**WORK REQUIRED**
Reproduce every entry exactly.

Stored entries

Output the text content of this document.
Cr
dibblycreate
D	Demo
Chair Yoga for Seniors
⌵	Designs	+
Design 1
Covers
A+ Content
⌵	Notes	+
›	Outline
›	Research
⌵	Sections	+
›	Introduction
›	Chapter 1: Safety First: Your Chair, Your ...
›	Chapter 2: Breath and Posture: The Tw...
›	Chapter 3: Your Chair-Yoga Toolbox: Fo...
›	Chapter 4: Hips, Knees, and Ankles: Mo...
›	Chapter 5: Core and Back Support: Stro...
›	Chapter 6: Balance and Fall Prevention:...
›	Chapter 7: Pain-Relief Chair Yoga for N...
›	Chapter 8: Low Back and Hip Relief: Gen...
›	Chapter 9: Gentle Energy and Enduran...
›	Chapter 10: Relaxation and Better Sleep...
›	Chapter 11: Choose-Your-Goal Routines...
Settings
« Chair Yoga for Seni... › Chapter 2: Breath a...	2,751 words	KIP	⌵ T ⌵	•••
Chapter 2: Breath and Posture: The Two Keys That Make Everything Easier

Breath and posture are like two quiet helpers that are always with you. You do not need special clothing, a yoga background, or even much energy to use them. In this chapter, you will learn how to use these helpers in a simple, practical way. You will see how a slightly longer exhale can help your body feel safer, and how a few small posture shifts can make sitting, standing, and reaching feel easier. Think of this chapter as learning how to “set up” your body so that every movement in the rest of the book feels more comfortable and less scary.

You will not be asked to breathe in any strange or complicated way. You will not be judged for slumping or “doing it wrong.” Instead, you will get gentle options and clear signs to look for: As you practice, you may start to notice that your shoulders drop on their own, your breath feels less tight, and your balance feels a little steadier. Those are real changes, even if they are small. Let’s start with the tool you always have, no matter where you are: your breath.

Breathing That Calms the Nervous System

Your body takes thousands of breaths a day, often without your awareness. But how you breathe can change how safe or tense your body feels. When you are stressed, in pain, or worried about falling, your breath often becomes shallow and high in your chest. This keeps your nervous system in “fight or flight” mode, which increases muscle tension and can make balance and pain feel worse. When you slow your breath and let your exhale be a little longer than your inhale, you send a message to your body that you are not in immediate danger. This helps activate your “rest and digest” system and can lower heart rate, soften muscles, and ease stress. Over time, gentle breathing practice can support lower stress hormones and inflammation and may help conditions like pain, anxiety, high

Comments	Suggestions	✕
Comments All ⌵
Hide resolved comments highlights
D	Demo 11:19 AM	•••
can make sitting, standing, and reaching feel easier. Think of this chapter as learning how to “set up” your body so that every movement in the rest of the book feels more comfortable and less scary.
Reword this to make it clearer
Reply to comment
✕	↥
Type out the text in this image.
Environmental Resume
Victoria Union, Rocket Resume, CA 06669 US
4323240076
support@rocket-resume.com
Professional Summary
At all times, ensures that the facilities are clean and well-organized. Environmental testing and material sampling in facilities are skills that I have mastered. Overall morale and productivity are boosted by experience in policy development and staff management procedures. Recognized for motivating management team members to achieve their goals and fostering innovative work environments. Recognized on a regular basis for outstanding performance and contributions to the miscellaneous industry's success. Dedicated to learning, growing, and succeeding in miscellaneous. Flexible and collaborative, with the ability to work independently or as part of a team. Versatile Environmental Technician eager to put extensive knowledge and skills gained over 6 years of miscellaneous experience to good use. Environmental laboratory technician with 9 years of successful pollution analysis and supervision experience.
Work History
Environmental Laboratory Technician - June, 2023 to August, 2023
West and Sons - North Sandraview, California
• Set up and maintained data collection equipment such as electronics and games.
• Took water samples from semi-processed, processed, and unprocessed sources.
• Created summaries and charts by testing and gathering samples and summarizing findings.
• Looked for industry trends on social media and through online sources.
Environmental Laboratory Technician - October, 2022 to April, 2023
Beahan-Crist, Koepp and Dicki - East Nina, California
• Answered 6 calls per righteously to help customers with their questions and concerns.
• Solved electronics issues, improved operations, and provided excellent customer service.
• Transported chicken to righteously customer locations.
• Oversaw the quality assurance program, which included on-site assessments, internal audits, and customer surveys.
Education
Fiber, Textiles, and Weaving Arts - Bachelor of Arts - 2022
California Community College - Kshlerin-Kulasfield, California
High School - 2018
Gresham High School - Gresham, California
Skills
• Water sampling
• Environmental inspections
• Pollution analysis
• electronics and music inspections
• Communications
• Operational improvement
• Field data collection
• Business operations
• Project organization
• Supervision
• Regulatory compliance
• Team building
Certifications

**RESPONSE TO THE TASK**
Output the text content of this document.
Cr
dibblycreate
D	Demo
Chair Yoga for Seniors
⌵	Designs	+
Design 1
Covers
A+ Content
⌵	Notes	+
›	Outline
›	Research
⌵	Sections	+
›	Introduction
›	Chapter 1: Safety First: Your Chair, Your ...
›	Chapter 2: Breath and Posture: The Tw...
›	Chapter 3: Your Chair-Yoga Toolbox: Fo...
›	Chapter 4: Hips, Knees, and Ankles: Mo...
›	Chapter 5: Core and Back Support: Stro...
›	Chapter 6: Balance and Fall Prevention:...
›	Chapter 7: Pain-Relief Chair Yoga for N...
›	Chapter 8: Low Back and Hip Relief: Gen...
›	Chapter 9: Gentle Energy and Enduran...
›	Chapter 10: Relaxation and Better Sleep...
›	Chapter 11: Choose-Your-Goal Routines...
Settings
« Chair Yoga for Seni... › Chapter 2: Breath a...	2,751 words	KIP	⌵ T ⌵	•••
Chapter 2: Breath and Posture: The Two Keys That Make Everything Easier

Breath and posture are like two quiet helpers that are always with you. You do not need special clothing, a yoga background, or even much energy to use them. In this chapter, you will learn how to use these helpers in a simple, practical way. You will see how a slightly longer exhale can help your body feel safer, and how a few small posture shifts can make sitting, standing, and reaching feel easier. Think of this chapter as learning how to “set up” your body so that every movement in the rest of the book feels more comfortable and less scary.

You will not be asked to breathe in any strange or complicated way. You will not be judged for slumping or “doing it wrong.” Instead, you will get gentle options and clear signs to look for: As you practice, you may start to notice that your shoulders drop on their own, your breath feels less tight, and your balance feels a little steadier. Those are real changes, even if they are small. Let’s start with the tool you always have, no matter where you are: your breath.

Breathing That Calms the Nervous System

Your body takes thousands of breaths a day, often without your awareness. But how you breathe can change how safe or tense your body feels. When you are stressed, in pain, or worried about falling, your breath often becomes shallow and high in your chest. This keeps your nervous system in “fight or flight” mode, which increases muscle tension and can make balance and pain feel worse. When you slow your breath and let your exhale be a little longer than your inhale, you send a message to your body that you are not in immediate danger. This helps activate your “rest and digest” system and can lower heart rate, soften muscles, and ease stress. Over time, gentle breathing practice can support lower stress hormones and inflammation and may help conditions like pain, anxiety, high

Comments	Suggestions	✕
Comments All ⌵
Hide resolved comments highlights
D	Demo 11:19 AM	•••
can make sitting, standing, and reaching feel easier. Think of this chapter as learning how to “set up” your body so that every movement in the rest of the book feels more comfortable and less scary.
Reword this to make it clearer
Reply to comment
✕	↥
Type out the text in this image.
Environmental Resume
Victoria Union, Rocket Resume, CA 06669 US
4323240076
support@rocket-resume.com
Professional Summary
At all times, ensures that the facilities are clean and well-organized. Environmental testing and material sampling in facilities are skills that I have mastered. Overall morale and productivity are boosted by experience in policy development and staff management procedures. Recognized for motivating management team members to achieve their goals and fostering innovative work environments. Recognized on a regular basis for outstanding performance and contributions to the miscellaneous industry's success. Dedicated to learning, growing, and succeeding in miscellaneous. Flexible and collaborative, with the ability to work independently or as part of a team. Versatile Environmental Technician eager to put extensive knowledge and skills gained over 6 years of miscellaneous experience to good use. Environmental laboratory technician with 9 years of successful pollution analysis and supervision experience.
Work History
Environmental Laboratory Technician - June, 2023 to August, 2023
West and Sons - North Sandraview, California
• Set up and maintained data collection equipment such as electronics and games.
• Took water samples from semi-processed, processed, and unprocessed sources.
• Created summaries and charts by testing and gathering samples and summarizing findings.
• Looked for industry trends on social media and through online sources.
Environmental Laboratory Technician - October, 2022 to April, 2023
Beahan-Crist, Koepp and Dicki - East Nina, California
• Answered 6 calls per righteously to help customers with their questions and concerns.
• Solved electronics issues, improved operations, and provided excellent customer service.
• Transported chicken to righteously customer locations.
• Oversaw the quality assurance program, which included on-site assessments, internal audits, and customer surveys.
Education
Fiber, Textiles, and Weaving Arts - Bachelor of Arts - 2022
California Community College - Kshlerin-Kulasfield, California
High School - 2018
Gresham High School - Gresham, California
Skills
• Water sampling
• Environmental inspections
• Pollution analysis
• electronics and music inspections
• Communications
• Operational improvement
• Field data collection
• Business operations
• Project organization
• Supervision
• Regulatory compliance
• Team building
Certifications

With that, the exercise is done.